EXERCISE INPUT:
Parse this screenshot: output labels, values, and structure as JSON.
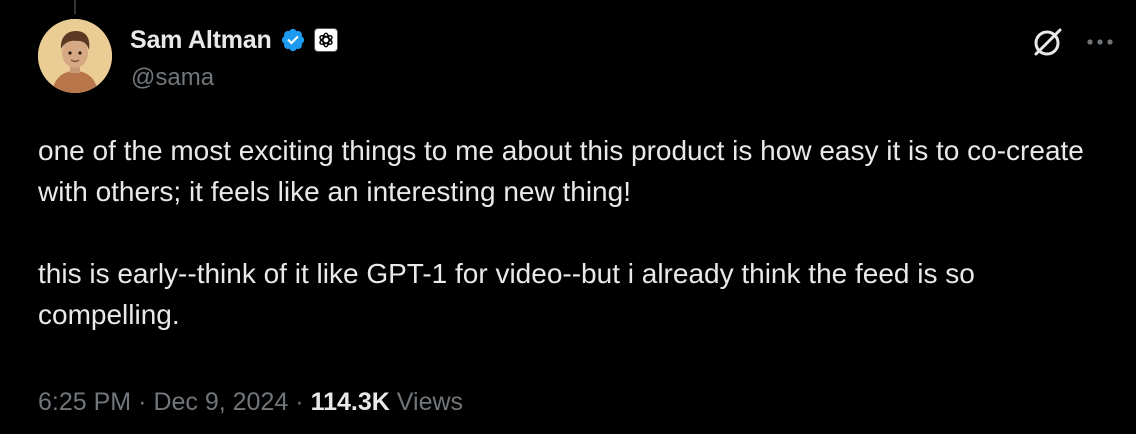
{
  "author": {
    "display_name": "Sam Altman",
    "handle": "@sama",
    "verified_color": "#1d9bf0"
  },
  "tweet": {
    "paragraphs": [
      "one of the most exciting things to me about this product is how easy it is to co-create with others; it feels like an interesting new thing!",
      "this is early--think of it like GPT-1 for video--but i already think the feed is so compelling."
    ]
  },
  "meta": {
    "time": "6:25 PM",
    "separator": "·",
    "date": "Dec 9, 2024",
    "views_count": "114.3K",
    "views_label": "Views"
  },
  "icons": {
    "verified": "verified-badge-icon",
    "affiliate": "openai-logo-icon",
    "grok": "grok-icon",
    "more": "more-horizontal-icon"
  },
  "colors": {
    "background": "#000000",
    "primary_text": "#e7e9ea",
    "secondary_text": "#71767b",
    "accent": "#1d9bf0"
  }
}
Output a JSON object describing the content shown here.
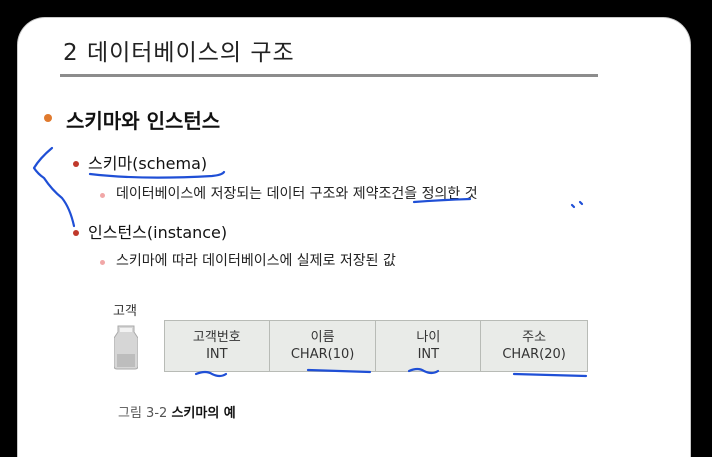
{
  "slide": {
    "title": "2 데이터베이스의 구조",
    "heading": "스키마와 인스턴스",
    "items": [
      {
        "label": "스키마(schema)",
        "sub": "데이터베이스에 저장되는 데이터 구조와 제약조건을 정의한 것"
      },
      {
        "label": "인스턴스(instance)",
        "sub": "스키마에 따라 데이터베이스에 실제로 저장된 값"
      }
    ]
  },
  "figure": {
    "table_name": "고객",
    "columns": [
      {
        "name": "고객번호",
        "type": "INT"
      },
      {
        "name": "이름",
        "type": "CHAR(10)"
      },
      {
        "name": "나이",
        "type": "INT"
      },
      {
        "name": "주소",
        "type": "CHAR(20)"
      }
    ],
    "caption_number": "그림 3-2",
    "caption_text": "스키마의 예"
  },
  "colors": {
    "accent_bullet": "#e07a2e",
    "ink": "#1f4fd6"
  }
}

--

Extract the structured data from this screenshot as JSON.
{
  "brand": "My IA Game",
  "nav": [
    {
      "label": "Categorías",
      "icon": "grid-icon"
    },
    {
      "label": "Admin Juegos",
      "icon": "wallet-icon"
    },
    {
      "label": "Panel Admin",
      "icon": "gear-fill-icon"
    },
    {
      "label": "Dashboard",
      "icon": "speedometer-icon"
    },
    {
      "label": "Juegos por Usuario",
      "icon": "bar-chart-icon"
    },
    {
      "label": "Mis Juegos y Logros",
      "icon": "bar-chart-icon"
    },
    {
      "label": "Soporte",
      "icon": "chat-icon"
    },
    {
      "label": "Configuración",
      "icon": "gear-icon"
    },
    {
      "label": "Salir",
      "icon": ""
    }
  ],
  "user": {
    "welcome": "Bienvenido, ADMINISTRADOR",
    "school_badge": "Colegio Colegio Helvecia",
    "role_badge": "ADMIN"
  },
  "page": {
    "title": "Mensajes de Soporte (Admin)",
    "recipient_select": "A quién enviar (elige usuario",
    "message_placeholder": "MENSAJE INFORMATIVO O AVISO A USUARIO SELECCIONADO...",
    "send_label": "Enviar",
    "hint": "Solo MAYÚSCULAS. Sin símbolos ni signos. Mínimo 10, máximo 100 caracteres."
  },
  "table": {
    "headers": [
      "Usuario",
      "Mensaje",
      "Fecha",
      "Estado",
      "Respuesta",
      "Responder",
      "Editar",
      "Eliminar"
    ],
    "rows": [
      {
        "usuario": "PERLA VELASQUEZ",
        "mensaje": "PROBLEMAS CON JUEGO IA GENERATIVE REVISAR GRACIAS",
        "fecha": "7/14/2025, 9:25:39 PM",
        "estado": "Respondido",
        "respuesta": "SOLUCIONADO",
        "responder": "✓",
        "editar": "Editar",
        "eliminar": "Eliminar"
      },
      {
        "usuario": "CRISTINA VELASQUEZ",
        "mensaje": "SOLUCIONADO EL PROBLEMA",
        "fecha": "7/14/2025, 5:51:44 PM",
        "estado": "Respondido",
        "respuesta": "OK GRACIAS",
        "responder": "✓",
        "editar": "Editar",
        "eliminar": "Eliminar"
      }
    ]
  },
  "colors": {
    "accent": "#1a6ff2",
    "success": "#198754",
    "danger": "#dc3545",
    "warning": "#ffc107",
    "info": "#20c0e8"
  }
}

---

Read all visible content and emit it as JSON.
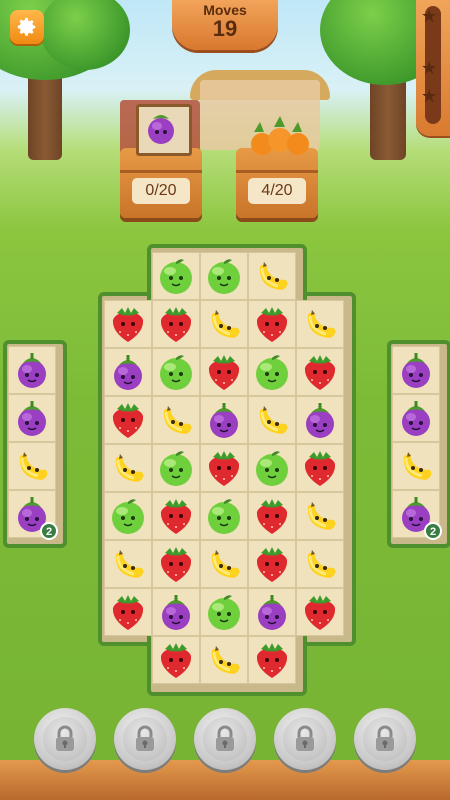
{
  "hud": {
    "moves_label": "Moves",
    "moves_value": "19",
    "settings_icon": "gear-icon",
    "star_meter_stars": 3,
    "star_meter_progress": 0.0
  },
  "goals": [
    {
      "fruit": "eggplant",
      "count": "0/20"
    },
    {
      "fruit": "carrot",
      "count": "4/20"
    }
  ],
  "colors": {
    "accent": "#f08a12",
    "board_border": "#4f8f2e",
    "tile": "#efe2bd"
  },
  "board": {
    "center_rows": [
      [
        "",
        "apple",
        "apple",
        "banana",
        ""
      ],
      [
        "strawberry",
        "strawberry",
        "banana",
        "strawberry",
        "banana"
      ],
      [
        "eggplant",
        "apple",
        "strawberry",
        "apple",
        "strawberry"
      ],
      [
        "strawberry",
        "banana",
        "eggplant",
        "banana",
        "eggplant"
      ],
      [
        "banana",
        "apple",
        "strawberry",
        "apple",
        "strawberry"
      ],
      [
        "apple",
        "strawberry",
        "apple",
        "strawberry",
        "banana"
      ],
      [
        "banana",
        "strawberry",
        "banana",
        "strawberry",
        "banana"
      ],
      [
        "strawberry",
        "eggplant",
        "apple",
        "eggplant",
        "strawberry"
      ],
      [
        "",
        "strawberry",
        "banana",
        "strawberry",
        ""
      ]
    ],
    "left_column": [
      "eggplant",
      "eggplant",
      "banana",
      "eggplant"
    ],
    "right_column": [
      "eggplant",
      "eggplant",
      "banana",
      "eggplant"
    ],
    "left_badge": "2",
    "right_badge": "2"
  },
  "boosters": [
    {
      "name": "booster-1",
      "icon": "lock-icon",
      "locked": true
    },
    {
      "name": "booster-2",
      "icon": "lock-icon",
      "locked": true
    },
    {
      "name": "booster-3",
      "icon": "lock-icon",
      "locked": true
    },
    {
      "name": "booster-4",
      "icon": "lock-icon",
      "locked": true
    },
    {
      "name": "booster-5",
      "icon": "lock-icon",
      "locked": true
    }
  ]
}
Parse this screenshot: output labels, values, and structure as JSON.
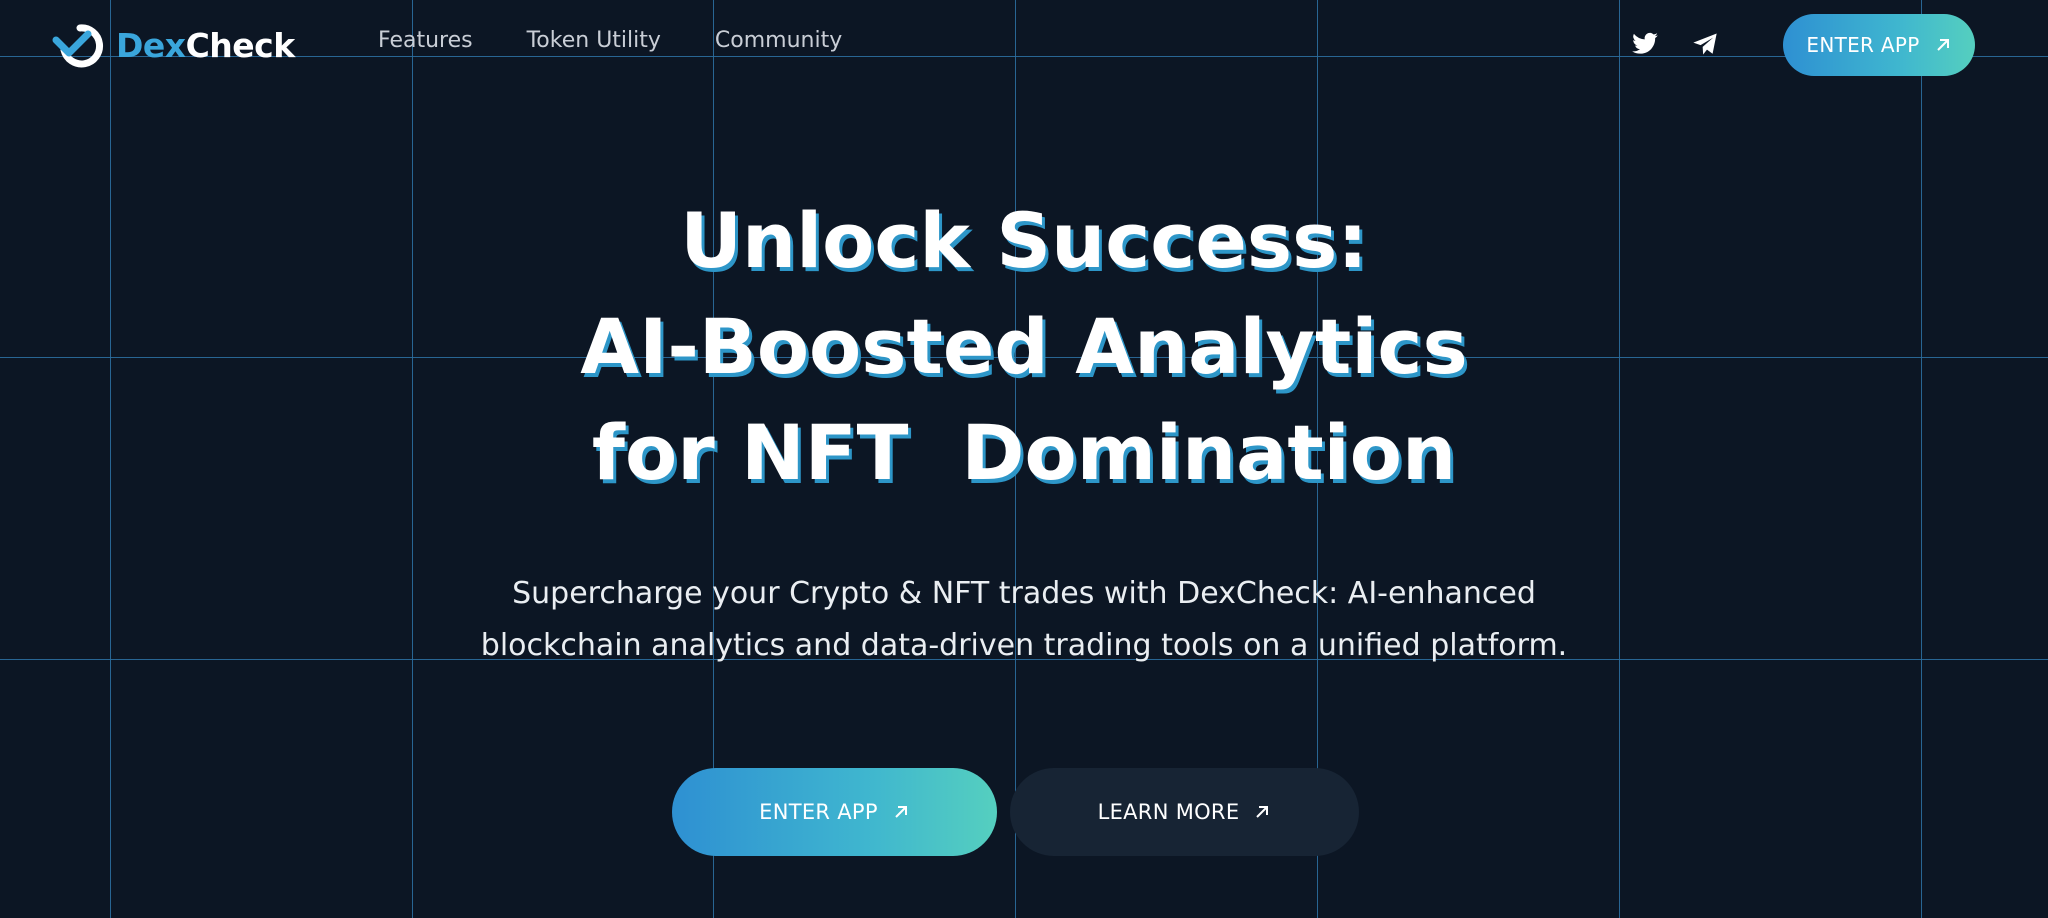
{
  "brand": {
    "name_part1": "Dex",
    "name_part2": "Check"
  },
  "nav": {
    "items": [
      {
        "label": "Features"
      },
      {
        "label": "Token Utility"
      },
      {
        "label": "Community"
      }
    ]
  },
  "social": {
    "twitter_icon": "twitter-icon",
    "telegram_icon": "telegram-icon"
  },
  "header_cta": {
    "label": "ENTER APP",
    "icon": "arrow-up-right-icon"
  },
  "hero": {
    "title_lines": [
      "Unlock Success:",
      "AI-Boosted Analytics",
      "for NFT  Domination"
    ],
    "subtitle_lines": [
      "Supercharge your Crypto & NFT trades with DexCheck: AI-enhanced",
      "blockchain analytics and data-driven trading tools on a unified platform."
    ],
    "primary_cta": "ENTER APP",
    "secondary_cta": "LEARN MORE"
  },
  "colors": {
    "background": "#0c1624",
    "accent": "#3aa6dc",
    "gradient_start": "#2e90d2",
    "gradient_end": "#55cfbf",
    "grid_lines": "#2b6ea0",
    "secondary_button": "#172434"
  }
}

PROBLEM DETAILS:
Using the listing above, show each line holding the string "GRACIAS".

WORKED SOLUTION:
        "mensaje": "PROBLEMAS CON JUEGO IA GENERATIVE REVISAR GRACIAS",
        "respuesta": "OK GRACIAS",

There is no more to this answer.